*What is being asked*.
Each entry below should be reproduced character for character.

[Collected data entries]

- - - - - - -

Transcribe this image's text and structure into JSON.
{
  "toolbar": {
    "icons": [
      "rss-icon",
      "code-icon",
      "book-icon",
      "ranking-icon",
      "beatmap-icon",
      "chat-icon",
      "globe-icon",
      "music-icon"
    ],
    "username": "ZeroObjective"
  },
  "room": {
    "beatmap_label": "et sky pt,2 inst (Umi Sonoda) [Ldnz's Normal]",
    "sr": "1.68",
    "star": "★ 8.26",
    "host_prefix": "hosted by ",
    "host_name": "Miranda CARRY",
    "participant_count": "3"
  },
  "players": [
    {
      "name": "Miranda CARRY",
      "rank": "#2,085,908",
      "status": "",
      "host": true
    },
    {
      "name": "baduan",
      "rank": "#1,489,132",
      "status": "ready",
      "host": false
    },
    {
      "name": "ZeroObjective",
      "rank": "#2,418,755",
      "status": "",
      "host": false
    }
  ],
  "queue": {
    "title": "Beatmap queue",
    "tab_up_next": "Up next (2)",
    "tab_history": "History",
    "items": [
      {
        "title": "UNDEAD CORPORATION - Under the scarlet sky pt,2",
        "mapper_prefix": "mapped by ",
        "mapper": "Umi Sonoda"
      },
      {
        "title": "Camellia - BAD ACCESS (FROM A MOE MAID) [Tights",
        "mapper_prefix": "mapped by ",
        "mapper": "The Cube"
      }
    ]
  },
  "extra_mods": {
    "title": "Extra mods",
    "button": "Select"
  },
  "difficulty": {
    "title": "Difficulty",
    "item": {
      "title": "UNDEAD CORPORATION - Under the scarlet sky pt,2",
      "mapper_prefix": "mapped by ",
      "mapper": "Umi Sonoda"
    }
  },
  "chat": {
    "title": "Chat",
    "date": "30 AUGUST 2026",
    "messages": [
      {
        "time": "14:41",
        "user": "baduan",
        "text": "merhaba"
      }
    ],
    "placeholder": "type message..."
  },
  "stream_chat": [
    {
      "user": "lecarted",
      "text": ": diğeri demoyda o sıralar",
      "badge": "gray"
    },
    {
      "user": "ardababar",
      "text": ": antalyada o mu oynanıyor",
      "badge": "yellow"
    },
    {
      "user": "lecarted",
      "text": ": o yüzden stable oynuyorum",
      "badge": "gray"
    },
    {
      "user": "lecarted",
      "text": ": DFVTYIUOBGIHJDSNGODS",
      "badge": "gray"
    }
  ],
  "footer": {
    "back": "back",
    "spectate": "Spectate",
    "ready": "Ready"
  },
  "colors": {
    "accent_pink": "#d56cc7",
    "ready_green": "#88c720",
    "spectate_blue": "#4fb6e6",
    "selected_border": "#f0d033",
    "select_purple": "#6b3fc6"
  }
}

- - - - - - -

*Answer to the task*.
Transcribe this image's text and structure into JSON.
{
  "toolbar": {
    "icons": [
      "rss-icon",
      "code-icon",
      "book-icon",
      "ranking-icon",
      "beatmap-icon",
      "chat-icon",
      "globe-icon",
      "music-icon"
    ],
    "username": "ZeroObjective"
  },
  "room": {
    "beatmap_label": "et sky pt,2 inst (Umi Sonoda) [Ldnz's Normal]",
    "sr": "1.68",
    "star": "★ 8.26",
    "host_prefix": "hosted by ",
    "host_name": "Miranda CARRY",
    "participant_count": "3"
  },
  "players": [
    {
      "name": "Miranda CARRY",
      "rank": "#2,085,908",
      "status": "",
      "host": true
    },
    {
      "name": "baduan",
      "rank": "#1,489,132",
      "status": "ready",
      "host": false
    },
    {
      "name": "ZeroObjective",
      "rank": "#2,418,755",
      "status": "",
      "host": false
    }
  ],
  "queue": {
    "title": "Beatmap queue",
    "tab_up_next": "Up next (2)",
    "tab_history": "History",
    "items": [
      {
        "title": "UNDEAD CORPORATION - Under the scarlet sky pt,2",
        "mapper_prefix": "mapped by ",
        "mapper": "Umi Sonoda"
      },
      {
        "title": "Camellia - BAD ACCESS (FROM A MOE MAID) [Tights",
        "mapper_prefix": "mapped by ",
        "mapper": "The Cube"
      }
    ]
  },
  "extra_mods": {
    "title": "Extra mods",
    "button": "Select"
  },
  "difficulty": {
    "title": "Difficulty",
    "item": {
      "title": "UNDEAD CORPORATION - Under the scarlet sky pt,2",
      "mapper_prefix": "mapped by ",
      "mapper": "Umi Sonoda"
    }
  },
  "chat": {
    "title": "Chat",
    "date": "30 AUGUST 2026",
    "messages": [
      {
        "time": "14:41",
        "user": "baduan",
        "text": "merhaba"
      }
    ],
    "placeholder": "type message..."
  },
  "stream_chat": [
    {
      "user": "lecarted",
      "text": ": diğeri demoyda o sıralar",
      "badge": "gray"
    },
    {
      "user": "ardababar",
      "text": ": antalyada o mu oynanıyor",
      "badge": "yellow"
    },
    {
      "user": "lecarted",
      "text": ": o yüzden stable oynuyorum",
      "badge": "gray"
    },
    {
      "user": "lecarted",
      "text": ": DFVTYIUOBGIHJDSNGODS",
      "badge": "gray"
    }
  ],
  "footer": {
    "back": "back",
    "spectate": "Spectate",
    "ready": "Ready"
  },
  "colors": {
    "accent_pink": "#d56cc7",
    "ready_green": "#88c720",
    "spectate_blue": "#4fb6e6",
    "selected_border": "#f0d033",
    "select_purple": "#6b3fc6"
  }
}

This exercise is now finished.